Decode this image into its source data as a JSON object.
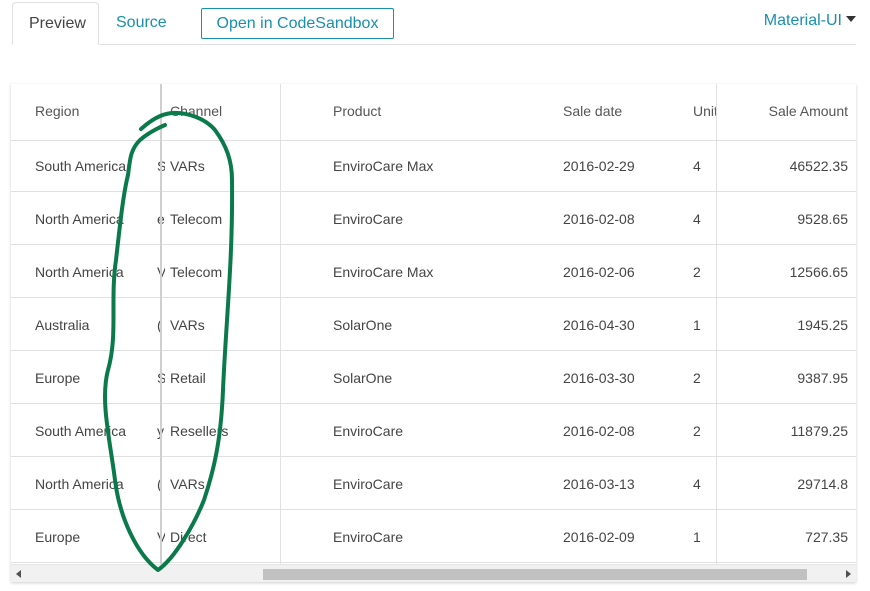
{
  "tabs": {
    "preview": "Preview",
    "source": "Source"
  },
  "open_button": "Open in CodeSandbox",
  "theme_select": {
    "value": "Material-UI",
    "icon": "caret-down-icon"
  },
  "grid": {
    "columns": [
      "Region",
      "Channel",
      "Product",
      "Sale date",
      "Unit",
      "Sale Amount"
    ],
    "rows": [
      {
        "region": "South America",
        "ghost": "S",
        "channel": "VARs",
        "product": "EnviroCare Max",
        "date": "2016-02-29",
        "units": "4",
        "amount": "46522.35"
      },
      {
        "region": "North America",
        "ghost": "e",
        "channel": "Telecom",
        "product": "EnviroCare",
        "date": "2016-02-08",
        "units": "4",
        "amount": "9528.65"
      },
      {
        "region": "North America",
        "ghost": "V",
        "channel": "Telecom",
        "product": "EnviroCare Max",
        "date": "2016-02-06",
        "units": "2",
        "amount": "12566.65"
      },
      {
        "region": "Australia",
        "ghost": "(",
        "channel": "VARs",
        "product": "SolarOne",
        "date": "2016-04-30",
        "units": "1",
        "amount": "1945.25"
      },
      {
        "region": "Europe",
        "ghost": "S",
        "channel": "Retail",
        "product": "SolarOne",
        "date": "2016-03-30",
        "units": "2",
        "amount": "9387.95"
      },
      {
        "region": "South America",
        "ghost": "y",
        "channel": "Resellers",
        "product": "EnviroCare",
        "date": "2016-02-08",
        "units": "2",
        "amount": "11879.25"
      },
      {
        "region": "North America",
        "ghost": "(",
        "channel": "VARs",
        "product": "EnviroCare",
        "date": "2016-03-13",
        "units": "4",
        "amount": "29714.8"
      },
      {
        "region": "Europe",
        "ghost": "V",
        "channel": "Direct",
        "product": "EnviroCare",
        "date": "2016-02-09",
        "units": "1",
        "amount": "727.35"
      }
    ]
  },
  "scrollbar": {
    "left_icon": "arrow-left-icon",
    "right_icon": "arrow-right-icon"
  },
  "colors": {
    "accent": "#1a8fb0",
    "annotation": "#0a7a4a"
  }
}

════════════════════

_GIVEN INSTRUCTION_
Copy each line above that contains the string "date".

_RESPONSE TO THE TASK_
      "Sale date",
        "date": "2016-02-29",
        "date": "2016-02-08",
        "date": "2016-02-06",
        "date": "2016-04-30",
        "date": "2016-03-30",
        "date": "2016-02-08",
        "date": "2016-03-13",
        "date": "2016-02-09",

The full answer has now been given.